» **Required work**: Lines containing the string "yyyy" are to be counted. Write only how many there are.

################

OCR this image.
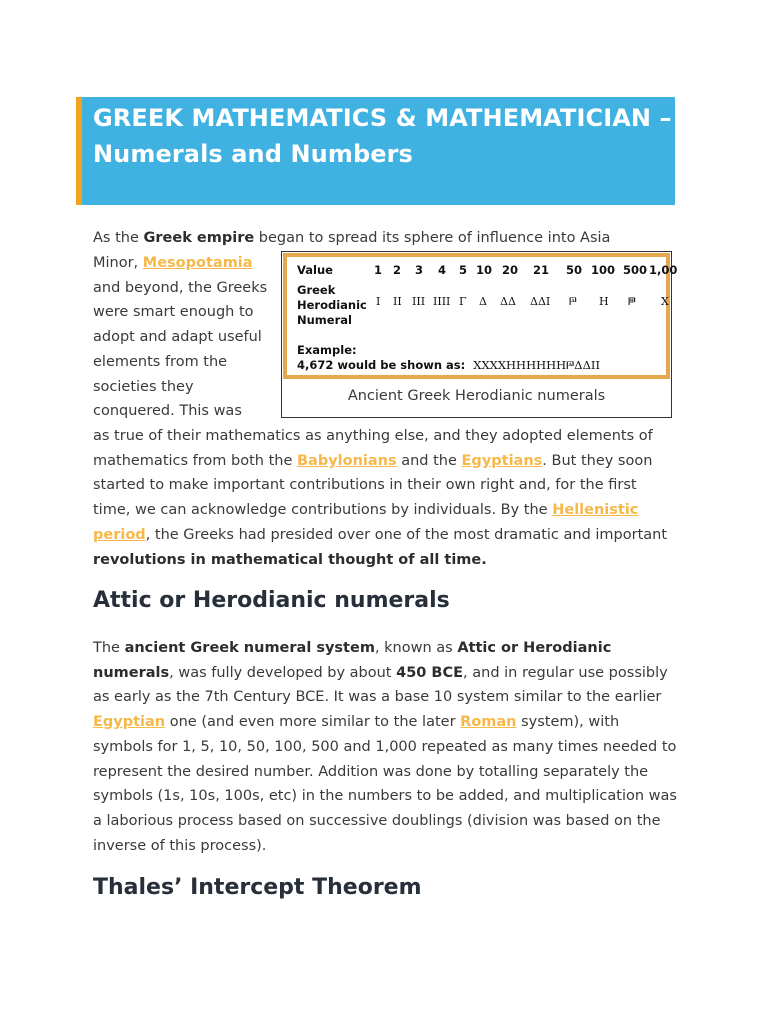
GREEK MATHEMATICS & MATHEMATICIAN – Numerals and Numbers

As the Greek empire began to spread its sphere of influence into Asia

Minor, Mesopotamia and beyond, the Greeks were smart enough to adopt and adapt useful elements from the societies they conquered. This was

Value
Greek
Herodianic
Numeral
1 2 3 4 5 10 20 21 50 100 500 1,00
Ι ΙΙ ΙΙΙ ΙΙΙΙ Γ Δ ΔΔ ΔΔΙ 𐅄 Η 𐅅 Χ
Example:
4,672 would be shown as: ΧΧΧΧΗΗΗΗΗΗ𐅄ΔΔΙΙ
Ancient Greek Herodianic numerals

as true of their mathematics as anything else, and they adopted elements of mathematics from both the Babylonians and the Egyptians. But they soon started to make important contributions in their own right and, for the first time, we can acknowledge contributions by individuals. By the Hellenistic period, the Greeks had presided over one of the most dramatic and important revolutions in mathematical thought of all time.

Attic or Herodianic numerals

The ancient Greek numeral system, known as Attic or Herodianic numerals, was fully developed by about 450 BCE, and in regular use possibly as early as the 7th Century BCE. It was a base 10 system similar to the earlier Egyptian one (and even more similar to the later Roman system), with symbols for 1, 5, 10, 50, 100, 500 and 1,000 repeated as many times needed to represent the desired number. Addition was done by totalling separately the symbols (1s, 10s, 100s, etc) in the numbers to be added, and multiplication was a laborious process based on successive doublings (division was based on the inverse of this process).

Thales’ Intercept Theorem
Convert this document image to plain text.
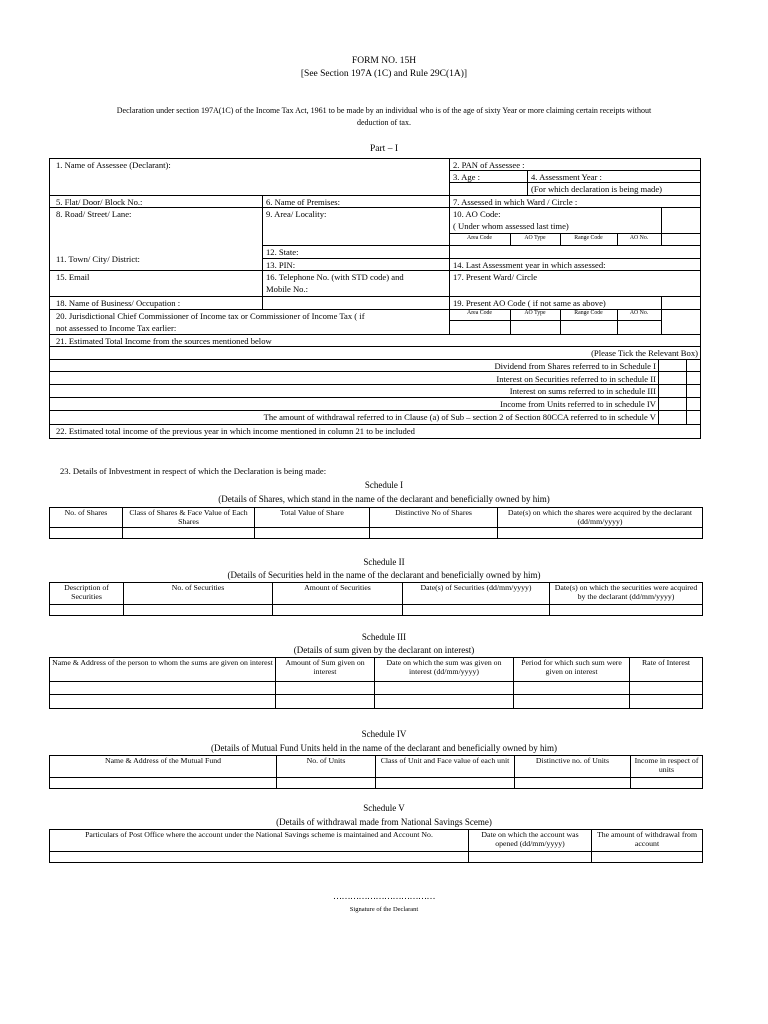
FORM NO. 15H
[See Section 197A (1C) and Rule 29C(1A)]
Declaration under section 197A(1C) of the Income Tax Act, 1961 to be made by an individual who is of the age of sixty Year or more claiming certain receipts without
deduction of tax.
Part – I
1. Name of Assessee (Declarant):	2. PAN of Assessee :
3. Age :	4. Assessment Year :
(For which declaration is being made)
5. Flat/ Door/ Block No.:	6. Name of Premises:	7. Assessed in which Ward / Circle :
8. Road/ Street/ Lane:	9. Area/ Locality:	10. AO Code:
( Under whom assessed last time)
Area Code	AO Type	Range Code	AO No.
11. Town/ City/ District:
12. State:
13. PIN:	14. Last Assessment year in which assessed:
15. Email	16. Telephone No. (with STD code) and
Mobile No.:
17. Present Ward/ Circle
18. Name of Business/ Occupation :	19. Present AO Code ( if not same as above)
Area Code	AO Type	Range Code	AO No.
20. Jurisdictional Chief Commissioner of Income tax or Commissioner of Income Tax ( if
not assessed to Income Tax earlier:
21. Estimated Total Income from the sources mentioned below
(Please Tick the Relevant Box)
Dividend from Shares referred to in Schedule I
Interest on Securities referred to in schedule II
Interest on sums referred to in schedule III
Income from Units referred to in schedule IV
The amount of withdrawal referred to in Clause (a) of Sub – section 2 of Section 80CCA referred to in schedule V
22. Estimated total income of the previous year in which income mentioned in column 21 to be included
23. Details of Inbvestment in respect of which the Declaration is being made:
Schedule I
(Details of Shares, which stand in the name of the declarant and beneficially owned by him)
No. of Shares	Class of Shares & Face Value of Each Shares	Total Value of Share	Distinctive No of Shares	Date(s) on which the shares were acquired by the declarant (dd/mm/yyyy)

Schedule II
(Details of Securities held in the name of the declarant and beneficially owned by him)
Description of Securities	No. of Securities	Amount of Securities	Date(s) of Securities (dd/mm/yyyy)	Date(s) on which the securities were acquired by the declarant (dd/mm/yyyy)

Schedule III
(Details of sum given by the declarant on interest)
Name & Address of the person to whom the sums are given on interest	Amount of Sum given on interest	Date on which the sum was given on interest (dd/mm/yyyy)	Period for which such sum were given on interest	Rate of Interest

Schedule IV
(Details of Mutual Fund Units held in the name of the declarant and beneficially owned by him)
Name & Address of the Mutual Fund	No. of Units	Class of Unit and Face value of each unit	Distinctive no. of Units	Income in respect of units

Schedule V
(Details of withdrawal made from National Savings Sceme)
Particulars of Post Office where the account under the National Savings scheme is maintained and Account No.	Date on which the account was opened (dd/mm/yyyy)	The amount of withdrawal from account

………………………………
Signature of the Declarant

################

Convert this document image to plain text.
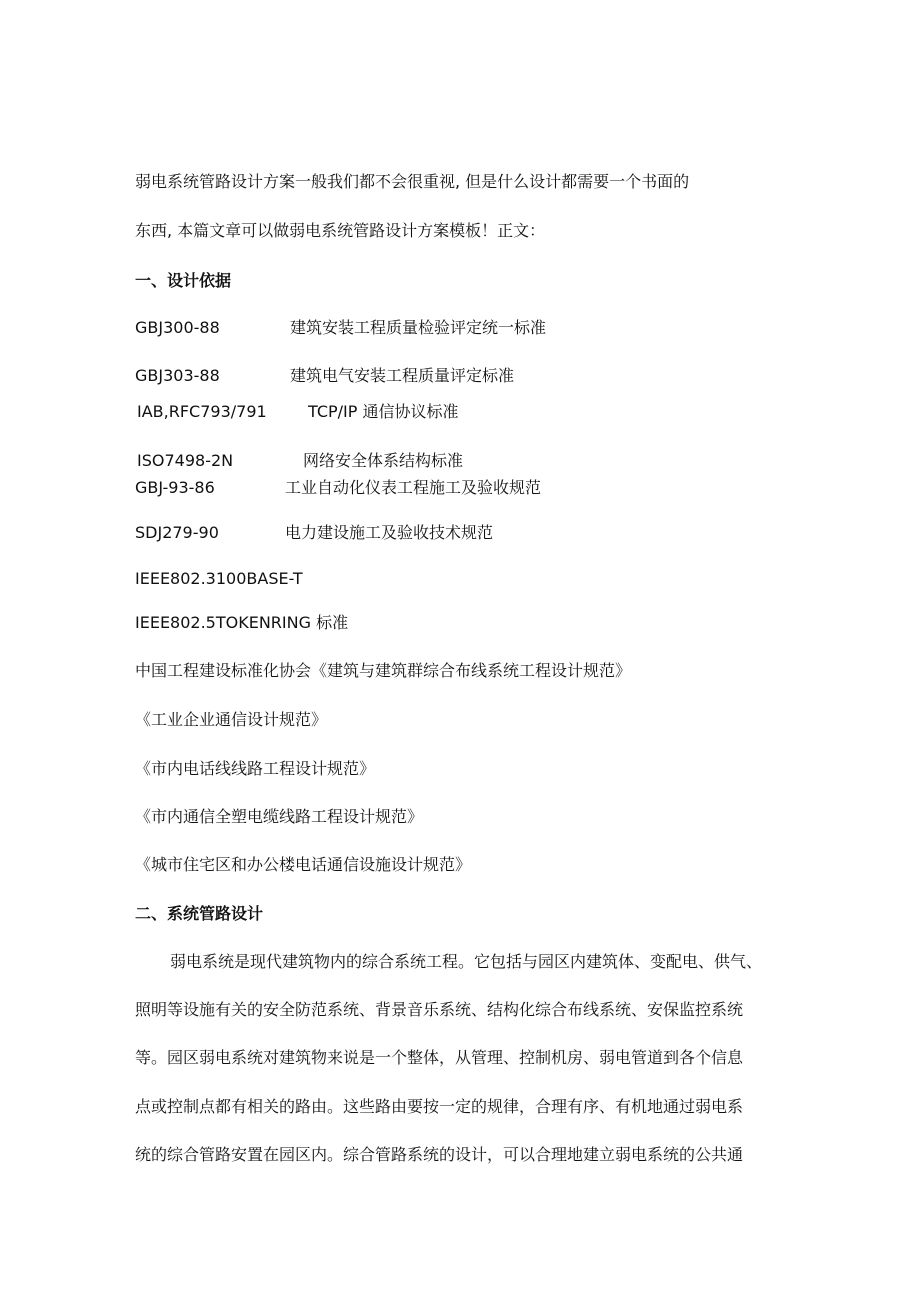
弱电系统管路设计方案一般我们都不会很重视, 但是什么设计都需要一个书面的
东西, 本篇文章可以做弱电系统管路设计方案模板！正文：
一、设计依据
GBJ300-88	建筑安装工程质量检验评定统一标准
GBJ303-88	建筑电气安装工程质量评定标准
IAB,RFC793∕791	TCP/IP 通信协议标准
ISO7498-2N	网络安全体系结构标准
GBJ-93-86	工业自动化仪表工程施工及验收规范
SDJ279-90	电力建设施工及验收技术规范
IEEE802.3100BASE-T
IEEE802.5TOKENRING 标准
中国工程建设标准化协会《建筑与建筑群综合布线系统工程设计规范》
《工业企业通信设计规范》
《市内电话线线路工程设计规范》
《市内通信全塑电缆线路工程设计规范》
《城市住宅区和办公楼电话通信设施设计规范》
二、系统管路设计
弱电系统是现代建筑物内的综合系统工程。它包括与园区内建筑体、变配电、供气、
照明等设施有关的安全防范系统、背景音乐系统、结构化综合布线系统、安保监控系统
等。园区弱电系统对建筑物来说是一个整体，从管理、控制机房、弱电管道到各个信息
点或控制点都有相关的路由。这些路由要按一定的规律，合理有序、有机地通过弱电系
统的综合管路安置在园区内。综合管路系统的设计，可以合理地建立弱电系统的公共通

################

» **Exercise result**: 4